Figure record listings
┌──

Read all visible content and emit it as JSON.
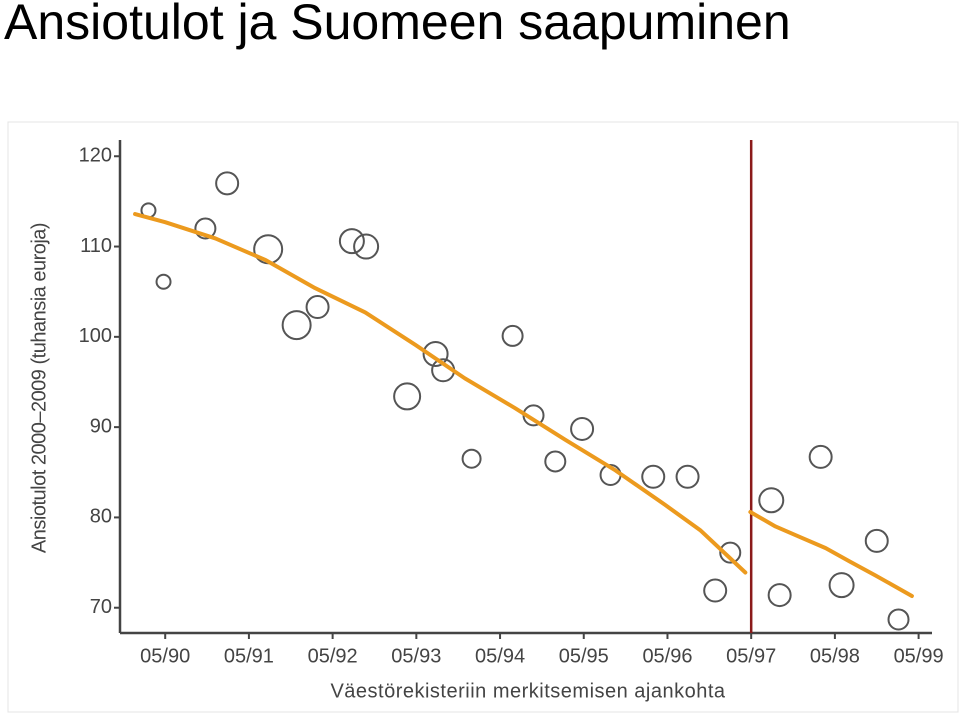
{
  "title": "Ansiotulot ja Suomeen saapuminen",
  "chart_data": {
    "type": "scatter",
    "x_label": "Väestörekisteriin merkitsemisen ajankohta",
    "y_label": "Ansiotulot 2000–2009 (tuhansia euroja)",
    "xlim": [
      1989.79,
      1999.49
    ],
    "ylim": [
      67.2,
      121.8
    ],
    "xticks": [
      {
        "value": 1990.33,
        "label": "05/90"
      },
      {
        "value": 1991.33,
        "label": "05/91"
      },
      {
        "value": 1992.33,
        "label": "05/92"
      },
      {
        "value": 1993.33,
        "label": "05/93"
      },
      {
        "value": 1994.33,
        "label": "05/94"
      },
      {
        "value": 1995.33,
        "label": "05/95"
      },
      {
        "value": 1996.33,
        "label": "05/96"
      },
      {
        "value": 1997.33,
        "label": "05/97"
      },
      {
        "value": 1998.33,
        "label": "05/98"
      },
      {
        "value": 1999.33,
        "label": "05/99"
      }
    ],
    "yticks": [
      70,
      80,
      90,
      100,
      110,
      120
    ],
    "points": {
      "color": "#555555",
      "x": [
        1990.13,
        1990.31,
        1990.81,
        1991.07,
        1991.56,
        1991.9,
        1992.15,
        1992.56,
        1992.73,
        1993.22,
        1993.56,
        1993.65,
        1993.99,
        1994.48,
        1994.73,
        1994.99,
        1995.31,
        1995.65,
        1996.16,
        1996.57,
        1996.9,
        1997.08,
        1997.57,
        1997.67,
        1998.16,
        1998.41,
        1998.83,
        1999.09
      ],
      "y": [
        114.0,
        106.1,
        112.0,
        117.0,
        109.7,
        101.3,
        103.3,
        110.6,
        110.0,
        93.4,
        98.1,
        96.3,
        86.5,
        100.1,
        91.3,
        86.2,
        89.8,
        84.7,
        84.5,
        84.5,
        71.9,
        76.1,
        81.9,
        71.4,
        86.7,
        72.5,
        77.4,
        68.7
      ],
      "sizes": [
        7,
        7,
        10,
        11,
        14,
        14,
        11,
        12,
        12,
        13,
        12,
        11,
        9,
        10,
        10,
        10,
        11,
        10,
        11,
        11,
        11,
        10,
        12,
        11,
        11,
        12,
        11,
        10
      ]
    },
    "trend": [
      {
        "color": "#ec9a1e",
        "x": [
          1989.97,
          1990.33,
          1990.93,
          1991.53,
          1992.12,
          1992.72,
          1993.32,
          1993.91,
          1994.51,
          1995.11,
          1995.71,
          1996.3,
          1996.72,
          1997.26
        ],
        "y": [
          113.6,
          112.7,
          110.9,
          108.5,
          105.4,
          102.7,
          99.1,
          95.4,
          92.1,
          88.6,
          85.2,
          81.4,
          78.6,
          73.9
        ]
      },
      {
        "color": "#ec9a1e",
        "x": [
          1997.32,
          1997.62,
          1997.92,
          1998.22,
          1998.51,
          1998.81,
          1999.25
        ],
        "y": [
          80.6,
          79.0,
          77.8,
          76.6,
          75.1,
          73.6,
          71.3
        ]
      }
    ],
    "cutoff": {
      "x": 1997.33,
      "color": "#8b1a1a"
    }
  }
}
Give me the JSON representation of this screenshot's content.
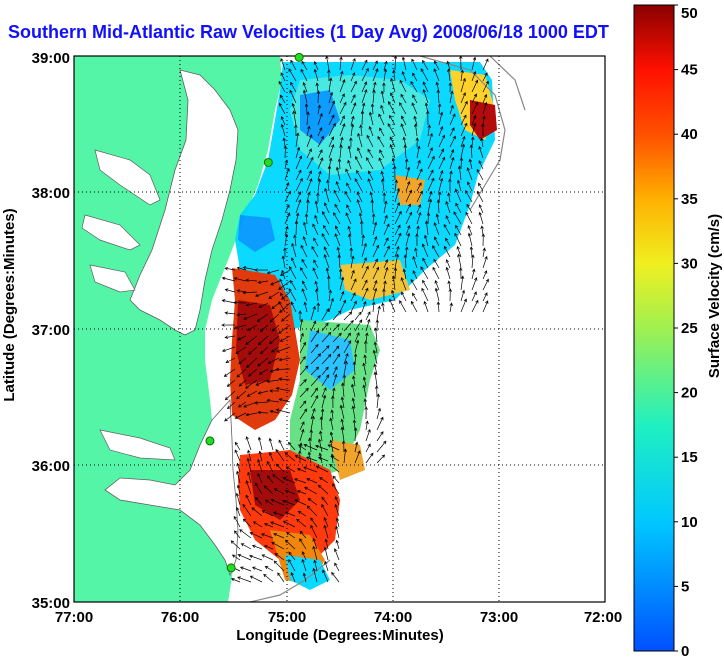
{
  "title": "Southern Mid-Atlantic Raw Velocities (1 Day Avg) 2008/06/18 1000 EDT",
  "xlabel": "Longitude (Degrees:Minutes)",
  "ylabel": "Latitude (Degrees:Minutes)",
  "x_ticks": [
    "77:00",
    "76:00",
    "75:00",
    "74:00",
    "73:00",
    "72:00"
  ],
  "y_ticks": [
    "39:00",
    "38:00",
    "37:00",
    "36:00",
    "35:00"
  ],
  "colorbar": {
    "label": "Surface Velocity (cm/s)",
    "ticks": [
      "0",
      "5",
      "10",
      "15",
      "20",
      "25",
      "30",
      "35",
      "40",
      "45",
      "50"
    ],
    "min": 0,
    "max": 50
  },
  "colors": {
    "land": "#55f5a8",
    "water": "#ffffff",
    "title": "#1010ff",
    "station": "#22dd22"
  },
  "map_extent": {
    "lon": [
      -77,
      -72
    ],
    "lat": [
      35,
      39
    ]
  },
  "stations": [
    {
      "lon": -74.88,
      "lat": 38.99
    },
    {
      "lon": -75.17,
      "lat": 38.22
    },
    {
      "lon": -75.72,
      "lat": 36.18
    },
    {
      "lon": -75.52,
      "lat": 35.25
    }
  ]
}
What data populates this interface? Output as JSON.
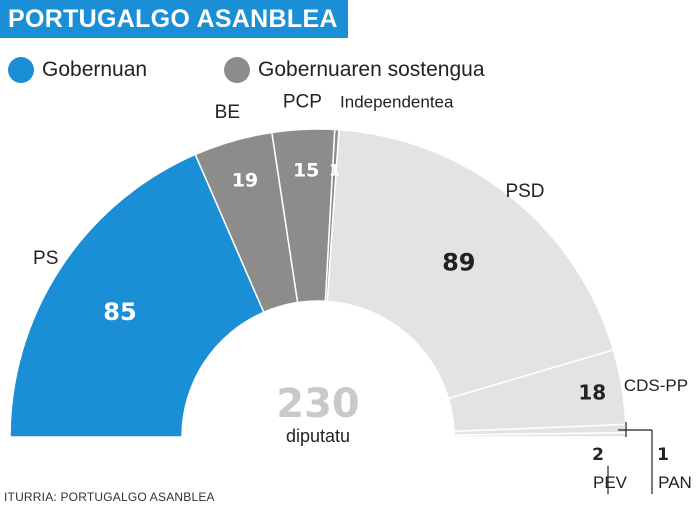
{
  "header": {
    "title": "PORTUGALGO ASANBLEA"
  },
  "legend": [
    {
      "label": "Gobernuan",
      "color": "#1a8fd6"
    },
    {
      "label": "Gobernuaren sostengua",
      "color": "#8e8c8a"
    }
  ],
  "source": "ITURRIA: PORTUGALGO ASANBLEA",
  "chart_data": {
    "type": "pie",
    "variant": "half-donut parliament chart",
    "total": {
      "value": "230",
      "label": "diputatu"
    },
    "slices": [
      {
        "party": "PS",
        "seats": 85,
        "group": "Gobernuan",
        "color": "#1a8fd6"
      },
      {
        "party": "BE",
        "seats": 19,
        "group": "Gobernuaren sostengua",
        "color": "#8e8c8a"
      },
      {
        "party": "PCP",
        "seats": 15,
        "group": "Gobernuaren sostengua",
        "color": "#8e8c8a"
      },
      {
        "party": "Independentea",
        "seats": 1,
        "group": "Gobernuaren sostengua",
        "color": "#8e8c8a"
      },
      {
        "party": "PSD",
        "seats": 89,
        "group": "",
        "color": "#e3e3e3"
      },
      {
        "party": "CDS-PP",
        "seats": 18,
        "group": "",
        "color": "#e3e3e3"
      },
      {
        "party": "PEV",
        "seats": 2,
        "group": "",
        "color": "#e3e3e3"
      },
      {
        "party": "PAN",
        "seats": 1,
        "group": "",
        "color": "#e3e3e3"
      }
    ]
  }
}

└──

## OBJECTIVE
Return every line from the records above that holds the word "Minutes".

## EXPECTED ANSWER
  "xlabel": "Longitude (Degrees:Minutes)",
  "ylabel": "Latitude (Degrees:Minutes)",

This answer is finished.